| Assigned task |
Extend the post about Unicode support in Boost's lexical_cast, picking up right after its last sentence.

| Study text |

Start of Block

I've been pondering over a way to solve this little problem every once in a
while. Because I don't want to leave the asian people out, I prefer to write
my Win32-based programs with unicode support, and I find the support for
Unicode in C++ poorer than it seems some people would like to think (e.g. no
Unicode filenames for fstream). I would love if the new things that Boost
adds do not remain blind to these things, especially considering how much it
seems to value genericity in other areas.

My favorite syntax, if possible, would be supporting lexical_cast<string>(x)
and lexical_cast<wstring>(x), both of which would convert to strings of the
respective types. This does not seem like an impossible task (given a a few
hours of spare time). One way would be with partial specialization; an
example follows (probably has a few syntax errors, can't check it at this
moment).

A problem with this approach is that it would make lexical_cast a little more
oriented toward usage with basic_string; on the other hand, even now the
documentation talks mostly about using this for basic_string. I cannot think
of any way to, given an arbitrary String class, determine the type of the
character elements. This would be required if one wants to know what value
type to use for basic_stringstream. If I have to choose between fully
supporting basic_string (and not just one specialization of it), and
supporting any kind of string that uses char as its value type and has
operator<< / operator>> overloaded, I would choose the former. After all,
both unicode and 8-bit character applications etc are fully valid, whereas as
far as strings go we want people to use std::basic_string, right? :)

Perhaps a middle-way would be to require all implementors of strings that are
to be compatible with lexical_cast to provide a value_type()-style function.

End of Block

Records from a collection:
Start of Block

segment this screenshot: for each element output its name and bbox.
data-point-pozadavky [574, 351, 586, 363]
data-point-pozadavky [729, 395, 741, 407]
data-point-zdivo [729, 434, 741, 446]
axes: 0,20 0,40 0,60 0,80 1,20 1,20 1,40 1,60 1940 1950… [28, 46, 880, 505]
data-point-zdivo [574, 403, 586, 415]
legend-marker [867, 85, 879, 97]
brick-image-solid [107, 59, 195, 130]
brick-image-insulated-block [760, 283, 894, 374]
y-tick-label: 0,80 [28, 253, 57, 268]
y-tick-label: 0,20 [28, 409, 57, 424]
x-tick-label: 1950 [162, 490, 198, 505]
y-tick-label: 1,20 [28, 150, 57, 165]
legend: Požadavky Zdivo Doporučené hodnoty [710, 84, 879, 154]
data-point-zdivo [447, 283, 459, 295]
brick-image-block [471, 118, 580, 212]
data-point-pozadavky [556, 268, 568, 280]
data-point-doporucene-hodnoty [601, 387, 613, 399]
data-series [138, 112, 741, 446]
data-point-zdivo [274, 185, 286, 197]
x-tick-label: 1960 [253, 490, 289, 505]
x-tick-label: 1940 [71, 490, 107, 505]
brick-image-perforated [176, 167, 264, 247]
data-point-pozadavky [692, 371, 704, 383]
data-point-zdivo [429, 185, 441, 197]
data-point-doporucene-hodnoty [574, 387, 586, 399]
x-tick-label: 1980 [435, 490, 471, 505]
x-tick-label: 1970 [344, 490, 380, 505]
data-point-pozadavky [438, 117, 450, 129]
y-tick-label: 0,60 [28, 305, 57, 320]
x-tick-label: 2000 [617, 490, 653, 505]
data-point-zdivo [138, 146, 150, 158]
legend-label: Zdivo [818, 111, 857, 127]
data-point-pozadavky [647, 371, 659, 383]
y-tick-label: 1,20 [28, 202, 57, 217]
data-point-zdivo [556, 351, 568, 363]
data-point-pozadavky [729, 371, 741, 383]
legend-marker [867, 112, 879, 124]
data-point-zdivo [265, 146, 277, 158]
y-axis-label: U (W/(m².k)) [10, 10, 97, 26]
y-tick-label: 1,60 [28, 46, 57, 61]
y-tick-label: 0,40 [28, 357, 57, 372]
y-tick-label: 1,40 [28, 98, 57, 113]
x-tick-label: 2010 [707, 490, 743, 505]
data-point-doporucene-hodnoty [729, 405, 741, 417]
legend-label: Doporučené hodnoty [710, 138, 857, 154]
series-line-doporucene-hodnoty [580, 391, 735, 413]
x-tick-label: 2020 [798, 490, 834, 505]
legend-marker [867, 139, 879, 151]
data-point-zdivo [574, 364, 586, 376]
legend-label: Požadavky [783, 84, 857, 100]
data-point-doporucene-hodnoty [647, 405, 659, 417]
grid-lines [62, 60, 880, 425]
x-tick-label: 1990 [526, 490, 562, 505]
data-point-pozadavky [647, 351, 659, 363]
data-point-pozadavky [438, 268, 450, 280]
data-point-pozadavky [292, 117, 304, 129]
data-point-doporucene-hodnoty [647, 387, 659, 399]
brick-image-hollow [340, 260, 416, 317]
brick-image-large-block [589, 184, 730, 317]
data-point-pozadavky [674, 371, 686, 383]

End of Block

| Answer box |
/Mattias

namespace detail {
    template<typename Target, typename Source>
    struct lexical_caster;

    // casts from arbitrary type to basic_string
    template<class CharType, class Traits, class Allocator, typename Source>
    struct lexical_caster<
        std::basic_string<CharType, Traits, Allocator>,
        Source>
    {
        std::basic_string<CharType, Traits, Allocator>
            operator()(const Source& arg)
        {
            std::basic_stringstream<CharType> interpreter;
            std::basic_string<CharType, Traits, Allocator> result;
            interpreter << arg; // need to do error check and throw here
            interpreter >> result;
            return result;
        }
    };

    // casts from basic_string to arbitrary type
    template<typename Target, class CharType, class Traits, class Allocator>
    struct lexical_caster<Target,
        std::basic_string<CharType, Traits, Allocator> >
    {
        Target operator()(
            const std::basic_string<CharType, Traits, Allocator>& arg)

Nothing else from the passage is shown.